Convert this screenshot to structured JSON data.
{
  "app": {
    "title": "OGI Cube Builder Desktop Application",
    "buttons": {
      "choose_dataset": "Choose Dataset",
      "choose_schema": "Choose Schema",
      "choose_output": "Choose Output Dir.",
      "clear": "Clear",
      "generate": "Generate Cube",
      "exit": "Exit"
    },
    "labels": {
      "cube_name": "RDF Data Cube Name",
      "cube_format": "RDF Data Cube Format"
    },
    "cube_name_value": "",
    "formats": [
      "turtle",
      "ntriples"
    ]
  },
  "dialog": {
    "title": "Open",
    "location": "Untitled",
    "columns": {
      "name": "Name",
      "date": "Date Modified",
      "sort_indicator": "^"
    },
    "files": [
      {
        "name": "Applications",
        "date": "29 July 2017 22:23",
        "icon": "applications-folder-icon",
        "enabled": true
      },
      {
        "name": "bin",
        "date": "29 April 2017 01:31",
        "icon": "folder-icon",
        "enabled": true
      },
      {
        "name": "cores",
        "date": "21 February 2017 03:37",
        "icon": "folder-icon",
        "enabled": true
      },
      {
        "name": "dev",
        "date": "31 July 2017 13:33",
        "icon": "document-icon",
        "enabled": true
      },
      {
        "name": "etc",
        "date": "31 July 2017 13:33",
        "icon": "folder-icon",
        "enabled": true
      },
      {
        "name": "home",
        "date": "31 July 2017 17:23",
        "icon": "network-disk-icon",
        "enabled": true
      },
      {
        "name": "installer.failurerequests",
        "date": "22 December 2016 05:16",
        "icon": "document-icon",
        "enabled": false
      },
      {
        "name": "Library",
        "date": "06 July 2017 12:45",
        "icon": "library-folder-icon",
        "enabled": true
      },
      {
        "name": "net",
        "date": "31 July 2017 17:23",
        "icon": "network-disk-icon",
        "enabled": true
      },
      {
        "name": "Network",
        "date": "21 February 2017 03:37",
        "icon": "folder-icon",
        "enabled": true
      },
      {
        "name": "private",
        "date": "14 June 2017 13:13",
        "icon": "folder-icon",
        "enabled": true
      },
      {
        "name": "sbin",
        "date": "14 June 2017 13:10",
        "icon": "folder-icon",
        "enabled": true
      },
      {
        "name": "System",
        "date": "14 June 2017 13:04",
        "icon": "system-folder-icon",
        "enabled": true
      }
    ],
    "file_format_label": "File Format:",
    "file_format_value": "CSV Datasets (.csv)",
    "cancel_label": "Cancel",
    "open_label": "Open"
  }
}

- _What is required_
Reproduce the listing shown above in its entirety, exactly.

- _Result of the task_
Convert this screenshot to structured JSON data.
{
  "app": {
    "title": "OGI Cube Builder Desktop Application",
    "buttons": {
      "choose_dataset": "Choose Dataset",
      "choose_schema": "Choose Schema",
      "choose_output": "Choose Output Dir.",
      "clear": "Clear",
      "generate": "Generate Cube",
      "exit": "Exit"
    },
    "labels": {
      "cube_name": "RDF Data Cube Name",
      "cube_format": "RDF Data Cube Format"
    },
    "cube_name_value": "",
    "formats": [
      "turtle",
      "ntriples"
    ]
  },
  "dialog": {
    "title": "Open",
    "location": "Untitled",
    "columns": {
      "name": "Name",
      "date": "Date Modified",
      "sort_indicator": "^"
    },
    "files": [
      {
        "name": "Applications",
        "date": "29 July 2017 22:23",
        "icon": "applications-folder-icon",
        "enabled": true
      },
      {
        "name": "bin",
        "date": "29 April 2017 01:31",
        "icon": "folder-icon",
        "enabled": true
      },
      {
        "name": "cores",
        "date": "21 February 2017 03:37",
        "icon": "folder-icon",
        "enabled": true
      },
      {
        "name": "dev",
        "date": "31 July 2017 13:33",
        "icon": "document-icon",
        "enabled": true
      },
      {
        "name": "etc",
        "date": "31 July 2017 13:33",
        "icon": "folder-icon",
        "enabled": true
      },
      {
        "name": "home",
        "date": "31 July 2017 17:23",
        "icon": "network-disk-icon",
        "enabled": true
      },
      {
        "name": "installer.failurerequests",
        "date": "22 December 2016 05:16",
        "icon": "document-icon",
        "enabled": false
      },
      {
        "name": "Library",
        "date": "06 July 2017 12:45",
        "icon": "library-folder-icon",
        "enabled": true
      },
      {
        "name": "net",
        "date": "31 July 2017 17:23",
        "icon": "network-disk-icon",
        "enabled": true
      },
      {
        "name": "Network",
        "date": "21 February 2017 03:37",
        "icon": "folder-icon",
        "enabled": true
      },
      {
        "name": "private",
        "date": "14 June 2017 13:13",
        "icon": "folder-icon",
        "enabled": true
      },
      {
        "name": "sbin",
        "date": "14 June 2017 13:10",
        "icon": "folder-icon",
        "enabled": true
      },
      {
        "name": "System",
        "date": "14 June 2017 13:04",
        "icon": "system-folder-icon",
        "enabled": true
      }
    ],
    "file_format_label": "File Format:",
    "file_format_value": "CSV Datasets (.csv)",
    "cancel_label": "Cancel",
    "open_label": "Open"
  }
}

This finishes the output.